→ **Figure data in JSON**:
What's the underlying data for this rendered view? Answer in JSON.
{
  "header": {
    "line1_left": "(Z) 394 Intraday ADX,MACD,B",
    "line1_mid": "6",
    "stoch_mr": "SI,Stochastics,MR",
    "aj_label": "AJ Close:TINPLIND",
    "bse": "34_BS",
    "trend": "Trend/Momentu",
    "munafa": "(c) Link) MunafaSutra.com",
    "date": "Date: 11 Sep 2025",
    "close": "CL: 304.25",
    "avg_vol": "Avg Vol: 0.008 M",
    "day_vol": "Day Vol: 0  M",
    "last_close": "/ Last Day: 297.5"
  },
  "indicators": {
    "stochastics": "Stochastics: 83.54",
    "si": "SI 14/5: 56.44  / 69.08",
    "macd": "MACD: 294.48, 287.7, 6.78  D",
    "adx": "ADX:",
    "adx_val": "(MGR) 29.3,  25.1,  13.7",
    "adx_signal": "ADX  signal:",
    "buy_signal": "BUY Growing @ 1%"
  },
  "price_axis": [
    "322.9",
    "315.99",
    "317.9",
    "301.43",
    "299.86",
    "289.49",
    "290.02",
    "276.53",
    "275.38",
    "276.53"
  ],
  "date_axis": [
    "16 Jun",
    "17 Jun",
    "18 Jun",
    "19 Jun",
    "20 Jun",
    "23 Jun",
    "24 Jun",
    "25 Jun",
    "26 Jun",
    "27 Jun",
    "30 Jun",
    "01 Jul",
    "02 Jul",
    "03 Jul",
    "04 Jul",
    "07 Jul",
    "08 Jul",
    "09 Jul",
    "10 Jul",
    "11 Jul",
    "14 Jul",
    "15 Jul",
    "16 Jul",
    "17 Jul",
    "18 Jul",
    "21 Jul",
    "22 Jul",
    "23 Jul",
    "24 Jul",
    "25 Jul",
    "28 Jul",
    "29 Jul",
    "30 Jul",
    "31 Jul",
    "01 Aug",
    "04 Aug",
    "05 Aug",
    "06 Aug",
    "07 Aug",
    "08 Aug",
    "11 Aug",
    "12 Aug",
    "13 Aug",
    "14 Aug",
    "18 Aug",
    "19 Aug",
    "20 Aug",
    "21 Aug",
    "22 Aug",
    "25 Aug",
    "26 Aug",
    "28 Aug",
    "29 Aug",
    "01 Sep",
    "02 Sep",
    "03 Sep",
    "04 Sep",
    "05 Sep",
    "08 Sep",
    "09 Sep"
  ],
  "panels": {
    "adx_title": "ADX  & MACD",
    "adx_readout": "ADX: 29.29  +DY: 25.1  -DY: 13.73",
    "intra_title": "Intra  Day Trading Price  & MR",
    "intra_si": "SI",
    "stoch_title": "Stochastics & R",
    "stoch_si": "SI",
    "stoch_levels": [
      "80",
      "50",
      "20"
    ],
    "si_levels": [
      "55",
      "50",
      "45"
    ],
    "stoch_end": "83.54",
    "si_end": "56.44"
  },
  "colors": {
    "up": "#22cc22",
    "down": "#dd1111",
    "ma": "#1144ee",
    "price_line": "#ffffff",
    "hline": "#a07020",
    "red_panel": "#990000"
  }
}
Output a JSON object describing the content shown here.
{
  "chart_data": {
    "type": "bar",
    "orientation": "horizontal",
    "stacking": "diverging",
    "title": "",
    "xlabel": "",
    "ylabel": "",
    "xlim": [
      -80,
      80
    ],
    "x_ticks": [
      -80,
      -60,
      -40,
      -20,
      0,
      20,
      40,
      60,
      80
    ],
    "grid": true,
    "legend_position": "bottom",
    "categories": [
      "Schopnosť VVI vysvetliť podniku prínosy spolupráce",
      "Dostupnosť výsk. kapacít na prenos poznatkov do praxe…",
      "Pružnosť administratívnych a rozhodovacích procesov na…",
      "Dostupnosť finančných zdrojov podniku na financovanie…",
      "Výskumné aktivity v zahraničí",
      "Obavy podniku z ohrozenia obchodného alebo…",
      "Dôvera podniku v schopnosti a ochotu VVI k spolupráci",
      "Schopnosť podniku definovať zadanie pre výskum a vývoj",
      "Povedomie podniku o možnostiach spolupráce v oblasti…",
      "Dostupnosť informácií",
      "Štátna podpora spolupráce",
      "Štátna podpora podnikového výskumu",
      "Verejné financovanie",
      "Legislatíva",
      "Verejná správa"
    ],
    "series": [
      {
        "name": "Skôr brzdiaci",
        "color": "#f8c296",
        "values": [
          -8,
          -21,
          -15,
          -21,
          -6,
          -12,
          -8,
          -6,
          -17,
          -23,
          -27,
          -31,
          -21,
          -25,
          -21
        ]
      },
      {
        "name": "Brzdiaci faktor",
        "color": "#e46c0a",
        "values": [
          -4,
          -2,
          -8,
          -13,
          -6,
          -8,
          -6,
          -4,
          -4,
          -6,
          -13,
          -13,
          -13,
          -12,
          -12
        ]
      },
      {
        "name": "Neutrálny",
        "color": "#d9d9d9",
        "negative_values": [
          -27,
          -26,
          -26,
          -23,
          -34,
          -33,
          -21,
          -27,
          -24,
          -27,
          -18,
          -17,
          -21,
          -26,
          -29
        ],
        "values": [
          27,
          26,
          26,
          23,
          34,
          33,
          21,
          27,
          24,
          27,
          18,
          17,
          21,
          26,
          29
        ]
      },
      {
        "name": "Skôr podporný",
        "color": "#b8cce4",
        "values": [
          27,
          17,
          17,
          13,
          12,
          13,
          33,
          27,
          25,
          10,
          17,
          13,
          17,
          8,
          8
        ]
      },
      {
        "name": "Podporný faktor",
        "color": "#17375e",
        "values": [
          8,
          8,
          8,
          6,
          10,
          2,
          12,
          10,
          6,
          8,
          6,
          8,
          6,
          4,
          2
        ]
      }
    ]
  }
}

→ **Problem statement**: Restate the listing above word for word.

→ **Answer for this exercise**:
What's the underlying data for this rendered view? Answer in JSON.
{
  "header": {
    "line1_left": "(Z) 394 Intraday ADX,MACD,B",
    "line1_mid": "6",
    "stoch_mr": "SI,Stochastics,MR",
    "aj_label": "AJ Close:TINPLIND",
    "bse": "34_BS",
    "trend": "Trend/Momentu",
    "munafa": "(c) Link) MunafaSutra.com",
    "date": "Date: 11 Sep 2025",
    "close": "CL: 304.25",
    "avg_vol": "Avg Vol: 0.008 M",
    "day_vol": "Day Vol: 0  M",
    "last_close": "/ Last Day: 297.5"
  },
  "indicators": {
    "stochastics": "Stochastics: 83.54",
    "si": "SI 14/5: 56.44  / 69.08",
    "macd": "MACD: 294.48, 287.7, 6.78  D",
    "adx": "ADX:",
    "adx_val": "(MGR) 29.3,  25.1,  13.7",
    "adx_signal": "ADX  signal:",
    "buy_signal": "BUY Growing @ 1%"
  },
  "price_axis": [
    "322.9",
    "315.99",
    "317.9",
    "301.43",
    "299.86",
    "289.49",
    "290.02",
    "276.53",
    "275.38",
    "276.53"
  ],
  "date_axis": [
    "16 Jun",
    "17 Jun",
    "18 Jun",
    "19 Jun",
    "20 Jun",
    "23 Jun",
    "24 Jun",
    "25 Jun",
    "26 Jun",
    "27 Jun",
    "30 Jun",
    "01 Jul",
    "02 Jul",
    "03 Jul",
    "04 Jul",
    "07 Jul",
    "08 Jul",
    "09 Jul",
    "10 Jul",
    "11 Jul",
    "14 Jul",
    "15 Jul",
    "16 Jul",
    "17 Jul",
    "18 Jul",
    "21 Jul",
    "22 Jul",
    "23 Jul",
    "24 Jul",
    "25 Jul",
    "28 Jul",
    "29 Jul",
    "30 Jul",
    "31 Jul",
    "01 Aug",
    "04 Aug",
    "05 Aug",
    "06 Aug",
    "07 Aug",
    "08 Aug",
    "11 Aug",
    "12 Aug",
    "13 Aug",
    "14 Aug",
    "18 Aug",
    "19 Aug",
    "20 Aug",
    "21 Aug",
    "22 Aug",
    "25 Aug",
    "26 Aug",
    "28 Aug",
    "29 Aug",
    "01 Sep",
    "02 Sep",
    "03 Sep",
    "04 Sep",
    "05 Sep",
    "08 Sep",
    "09 Sep"
  ],
  "panels": {
    "adx_title": "ADX  & MACD",
    "adx_readout": "ADX: 29.29  +DY: 25.1  -DY: 13.73",
    "intra_title": "Intra  Day Trading Price  & MR",
    "intra_si": "SI",
    "stoch_title": "Stochastics & R",
    "stoch_si": "SI",
    "stoch_levels": [
      "80",
      "50",
      "20"
    ],
    "si_levels": [
      "55",
      "50",
      "45"
    ],
    "stoch_end": "83.54",
    "si_end": "56.44"
  },
  "colors": {
    "up": "#22cc22",
    "down": "#dd1111",
    "ma": "#1144ee",
    "price_line": "#ffffff",
    "hline": "#a07020",
    "red_panel": "#990000"
  }
}
Output a JSON object describing the content shown here.
{
  "chart_data": {
    "type": "bar",
    "orientation": "horizontal",
    "stacking": "diverging",
    "title": "",
    "xlabel": "",
    "ylabel": "",
    "xlim": [
      -80,
      80
    ],
    "x_ticks": [
      -80,
      -60,
      -40,
      -20,
      0,
      20,
      40,
      60,
      80
    ],
    "grid": true,
    "legend_position": "bottom",
    "categories": [
      "Schopnosť VVI vysvetliť podniku prínosy spolupráce",
      "Dostupnosť výsk. kapacít na prenos poznatkov do praxe…",
      "Pružnosť administratívnych a rozhodovacích procesov na…",
      "Dostupnosť finančných zdrojov podniku na financovanie…",
      "Výskumné aktivity v zahraničí",
      "Obavy podniku z ohrozenia obchodného alebo…",
      "Dôvera podniku v schopnosti a ochotu VVI k spolupráci",
      "Schopnosť podniku definovať zadanie pre výskum a vývoj",
      "Povedomie podniku o možnostiach spolupráce v oblasti…",
      "Dostupnosť informácií",
      "Štátna podpora spolupráce",
      "Štátna podpora podnikového výskumu",
      "Verejné financovanie",
      "Legislatíva",
      "Verejná správa"
    ],
    "series": [
      {
        "name": "Skôr brzdiaci",
        "color": "#f8c296",
        "values": [
          -8,
          -21,
          -15,
          -21,
          -6,
          -12,
          -8,
          -6,
          -17,
          -23,
          -27,
          -31,
          -21,
          -25,
          -21
        ]
      },
      {
        "name": "Brzdiaci faktor",
        "color": "#e46c0a",
        "values": [
          -4,
          -2,
          -8,
          -13,
          -6,
          -8,
          -6,
          -4,
          -4,
          -6,
          -13,
          -13,
          -13,
          -12,
          -12
        ]
      },
      {
        "name": "Neutrálny",
        "color": "#d9d9d9",
        "negative_values": [
          -27,
          -26,
          -26,
          -23,
          -34,
          -33,
          -21,
          -27,
          -24,
          -27,
          -18,
          -17,
          -21,
          -26,
          -29
        ],
        "values": [
          27,
          26,
          26,
          23,
          34,
          33,
          21,
          27,
          24,
          27,
          18,
          17,
          21,
          26,
          29
        ]
      },
      {
        "name": "Skôr podporný",
        "color": "#b8cce4",
        "values": [
          27,
          17,
          17,
          13,
          12,
          13,
          33,
          27,
          25,
          10,
          17,
          13,
          17,
          8,
          8
        ]
      },
      {
        "name": "Podporný faktor",
        "color": "#17375e",
        "values": [
          8,
          8,
          8,
          6,
          10,
          2,
          12,
          10,
          6,
          8,
          6,
          8,
          6,
          4,
          2
        ]
      }
    ]
  }
}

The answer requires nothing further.